→ THE EXERCISE: Copy out the stretch from the start of the records through the line containing "logo-sub-text: Super WiFi [115, 35, 209, 56]", and nothing else.
** START INFORMATION SHOWN **
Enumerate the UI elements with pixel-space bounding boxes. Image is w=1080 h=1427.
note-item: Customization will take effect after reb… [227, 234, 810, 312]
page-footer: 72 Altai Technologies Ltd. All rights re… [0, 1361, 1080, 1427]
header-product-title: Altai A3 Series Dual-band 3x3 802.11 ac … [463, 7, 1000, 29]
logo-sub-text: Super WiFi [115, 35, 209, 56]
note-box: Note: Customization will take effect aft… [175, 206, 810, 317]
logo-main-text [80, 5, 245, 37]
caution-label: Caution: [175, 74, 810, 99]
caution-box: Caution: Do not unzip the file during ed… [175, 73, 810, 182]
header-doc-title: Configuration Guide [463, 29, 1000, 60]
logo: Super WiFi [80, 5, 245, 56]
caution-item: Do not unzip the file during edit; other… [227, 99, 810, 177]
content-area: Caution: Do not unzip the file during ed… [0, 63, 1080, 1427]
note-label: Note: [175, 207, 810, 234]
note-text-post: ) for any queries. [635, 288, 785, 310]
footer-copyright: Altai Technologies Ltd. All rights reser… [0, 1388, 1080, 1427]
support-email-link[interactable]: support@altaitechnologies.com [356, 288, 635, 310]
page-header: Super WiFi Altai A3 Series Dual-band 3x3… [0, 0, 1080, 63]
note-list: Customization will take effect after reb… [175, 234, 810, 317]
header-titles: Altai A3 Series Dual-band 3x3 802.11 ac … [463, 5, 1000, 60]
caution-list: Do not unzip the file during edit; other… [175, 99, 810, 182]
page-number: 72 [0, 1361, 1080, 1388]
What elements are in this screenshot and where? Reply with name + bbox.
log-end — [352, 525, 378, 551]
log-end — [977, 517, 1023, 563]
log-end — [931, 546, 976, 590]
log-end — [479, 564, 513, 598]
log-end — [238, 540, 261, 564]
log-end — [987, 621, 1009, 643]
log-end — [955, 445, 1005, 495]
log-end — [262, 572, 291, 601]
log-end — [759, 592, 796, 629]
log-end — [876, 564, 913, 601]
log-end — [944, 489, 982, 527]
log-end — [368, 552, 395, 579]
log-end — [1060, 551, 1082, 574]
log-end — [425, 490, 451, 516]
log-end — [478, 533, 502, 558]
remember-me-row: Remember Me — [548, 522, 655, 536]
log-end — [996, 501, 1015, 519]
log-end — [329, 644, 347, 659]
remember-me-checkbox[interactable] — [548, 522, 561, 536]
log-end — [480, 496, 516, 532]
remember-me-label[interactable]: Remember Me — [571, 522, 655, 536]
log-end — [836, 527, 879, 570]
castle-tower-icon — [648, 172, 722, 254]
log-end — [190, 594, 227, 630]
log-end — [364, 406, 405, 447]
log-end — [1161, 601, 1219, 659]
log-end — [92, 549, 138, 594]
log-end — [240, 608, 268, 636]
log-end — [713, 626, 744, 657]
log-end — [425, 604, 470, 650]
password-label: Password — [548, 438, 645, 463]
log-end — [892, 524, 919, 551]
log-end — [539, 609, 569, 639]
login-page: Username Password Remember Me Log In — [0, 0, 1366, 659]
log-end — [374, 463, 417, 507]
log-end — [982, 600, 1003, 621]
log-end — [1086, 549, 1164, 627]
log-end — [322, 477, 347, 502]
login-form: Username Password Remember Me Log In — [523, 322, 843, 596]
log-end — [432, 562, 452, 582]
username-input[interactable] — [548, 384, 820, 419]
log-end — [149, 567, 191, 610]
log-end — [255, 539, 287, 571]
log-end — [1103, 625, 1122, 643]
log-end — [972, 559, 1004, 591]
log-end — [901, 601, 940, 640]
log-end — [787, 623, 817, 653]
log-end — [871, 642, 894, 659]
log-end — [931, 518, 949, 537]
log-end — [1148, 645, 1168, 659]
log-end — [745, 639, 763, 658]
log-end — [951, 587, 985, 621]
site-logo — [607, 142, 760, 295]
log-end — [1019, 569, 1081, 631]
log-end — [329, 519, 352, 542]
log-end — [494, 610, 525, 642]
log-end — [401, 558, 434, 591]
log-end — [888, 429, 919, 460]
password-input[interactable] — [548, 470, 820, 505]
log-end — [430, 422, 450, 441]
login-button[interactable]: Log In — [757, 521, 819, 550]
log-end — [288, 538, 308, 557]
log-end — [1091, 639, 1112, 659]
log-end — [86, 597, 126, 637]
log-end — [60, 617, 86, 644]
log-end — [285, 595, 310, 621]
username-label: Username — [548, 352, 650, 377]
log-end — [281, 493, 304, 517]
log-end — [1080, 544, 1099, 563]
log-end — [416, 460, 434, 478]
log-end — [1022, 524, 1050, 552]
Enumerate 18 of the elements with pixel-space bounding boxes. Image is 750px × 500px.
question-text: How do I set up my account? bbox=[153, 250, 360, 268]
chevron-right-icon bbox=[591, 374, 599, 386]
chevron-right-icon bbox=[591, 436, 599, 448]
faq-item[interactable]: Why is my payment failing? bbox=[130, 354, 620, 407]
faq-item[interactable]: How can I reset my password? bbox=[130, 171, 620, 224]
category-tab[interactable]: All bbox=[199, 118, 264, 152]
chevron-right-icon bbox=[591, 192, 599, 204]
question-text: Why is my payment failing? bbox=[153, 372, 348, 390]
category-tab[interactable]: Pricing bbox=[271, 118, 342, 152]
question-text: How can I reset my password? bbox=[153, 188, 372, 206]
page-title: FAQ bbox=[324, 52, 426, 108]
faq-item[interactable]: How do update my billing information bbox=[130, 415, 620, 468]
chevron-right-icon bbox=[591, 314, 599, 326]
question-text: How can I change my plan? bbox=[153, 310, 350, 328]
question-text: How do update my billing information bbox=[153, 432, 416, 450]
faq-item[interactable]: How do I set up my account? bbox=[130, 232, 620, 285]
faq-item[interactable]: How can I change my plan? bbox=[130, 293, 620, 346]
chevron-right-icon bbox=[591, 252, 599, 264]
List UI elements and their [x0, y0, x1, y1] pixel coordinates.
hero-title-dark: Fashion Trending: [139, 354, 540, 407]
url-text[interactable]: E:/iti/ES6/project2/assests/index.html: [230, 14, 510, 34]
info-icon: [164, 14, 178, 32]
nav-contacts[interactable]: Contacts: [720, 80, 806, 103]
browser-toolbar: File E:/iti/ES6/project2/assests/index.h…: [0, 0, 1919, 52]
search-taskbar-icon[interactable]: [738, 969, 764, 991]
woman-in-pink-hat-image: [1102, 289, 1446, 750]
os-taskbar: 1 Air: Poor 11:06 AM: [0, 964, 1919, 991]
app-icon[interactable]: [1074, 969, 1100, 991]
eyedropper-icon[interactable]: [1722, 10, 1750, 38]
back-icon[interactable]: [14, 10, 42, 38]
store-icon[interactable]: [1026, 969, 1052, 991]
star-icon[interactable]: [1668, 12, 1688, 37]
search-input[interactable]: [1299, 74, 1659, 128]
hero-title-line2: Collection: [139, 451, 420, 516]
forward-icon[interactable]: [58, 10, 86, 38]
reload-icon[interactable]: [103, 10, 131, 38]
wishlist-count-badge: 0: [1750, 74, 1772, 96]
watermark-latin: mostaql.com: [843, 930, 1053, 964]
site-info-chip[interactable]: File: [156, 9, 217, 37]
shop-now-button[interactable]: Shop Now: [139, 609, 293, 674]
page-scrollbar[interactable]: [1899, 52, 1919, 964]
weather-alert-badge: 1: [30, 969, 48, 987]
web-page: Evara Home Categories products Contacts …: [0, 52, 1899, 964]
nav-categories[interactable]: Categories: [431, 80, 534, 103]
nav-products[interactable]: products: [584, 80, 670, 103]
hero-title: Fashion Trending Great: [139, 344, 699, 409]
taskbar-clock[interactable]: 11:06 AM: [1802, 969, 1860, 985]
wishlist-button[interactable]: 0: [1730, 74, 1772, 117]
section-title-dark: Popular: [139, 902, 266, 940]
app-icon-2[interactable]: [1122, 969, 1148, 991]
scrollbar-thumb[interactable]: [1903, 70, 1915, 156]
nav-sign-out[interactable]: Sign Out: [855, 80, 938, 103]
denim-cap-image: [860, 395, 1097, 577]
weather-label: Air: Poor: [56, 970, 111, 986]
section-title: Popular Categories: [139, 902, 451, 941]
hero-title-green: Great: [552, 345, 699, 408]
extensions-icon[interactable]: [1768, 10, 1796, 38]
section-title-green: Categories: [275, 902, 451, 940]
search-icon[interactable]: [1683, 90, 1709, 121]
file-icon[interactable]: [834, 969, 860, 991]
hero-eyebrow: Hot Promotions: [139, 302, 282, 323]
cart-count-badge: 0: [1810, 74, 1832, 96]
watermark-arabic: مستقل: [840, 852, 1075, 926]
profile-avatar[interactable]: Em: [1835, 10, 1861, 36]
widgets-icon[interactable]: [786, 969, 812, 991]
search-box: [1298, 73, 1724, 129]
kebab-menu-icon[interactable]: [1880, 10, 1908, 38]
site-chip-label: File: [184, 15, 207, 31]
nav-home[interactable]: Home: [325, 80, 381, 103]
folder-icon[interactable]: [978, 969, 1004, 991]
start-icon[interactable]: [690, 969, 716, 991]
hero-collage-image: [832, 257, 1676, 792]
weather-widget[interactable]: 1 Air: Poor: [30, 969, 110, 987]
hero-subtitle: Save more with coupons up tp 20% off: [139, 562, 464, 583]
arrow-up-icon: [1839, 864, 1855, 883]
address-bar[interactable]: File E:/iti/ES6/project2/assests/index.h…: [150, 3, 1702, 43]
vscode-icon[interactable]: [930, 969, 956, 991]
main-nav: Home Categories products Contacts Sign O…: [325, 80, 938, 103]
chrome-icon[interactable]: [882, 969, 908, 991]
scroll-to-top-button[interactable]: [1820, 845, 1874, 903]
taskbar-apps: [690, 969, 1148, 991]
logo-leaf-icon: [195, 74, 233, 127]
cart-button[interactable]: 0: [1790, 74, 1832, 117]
** END INFORMATION SHOWN **
→ EXERCISE OUTPUT:
Enumerate the UI elements with pixel-space bounding boxes. Image is w=1080 h=1427.
note-item: Customization will take effect after reb… [227, 234, 810, 312]
page-footer: 72 Altai Technologies Ltd. All rights re… [0, 1361, 1080, 1427]
header-product-title: Altai A3 Series Dual-band 3x3 802.11 ac … [463, 7, 1000, 29]
logo-sub-text: Super WiFi [115, 35, 209, 56]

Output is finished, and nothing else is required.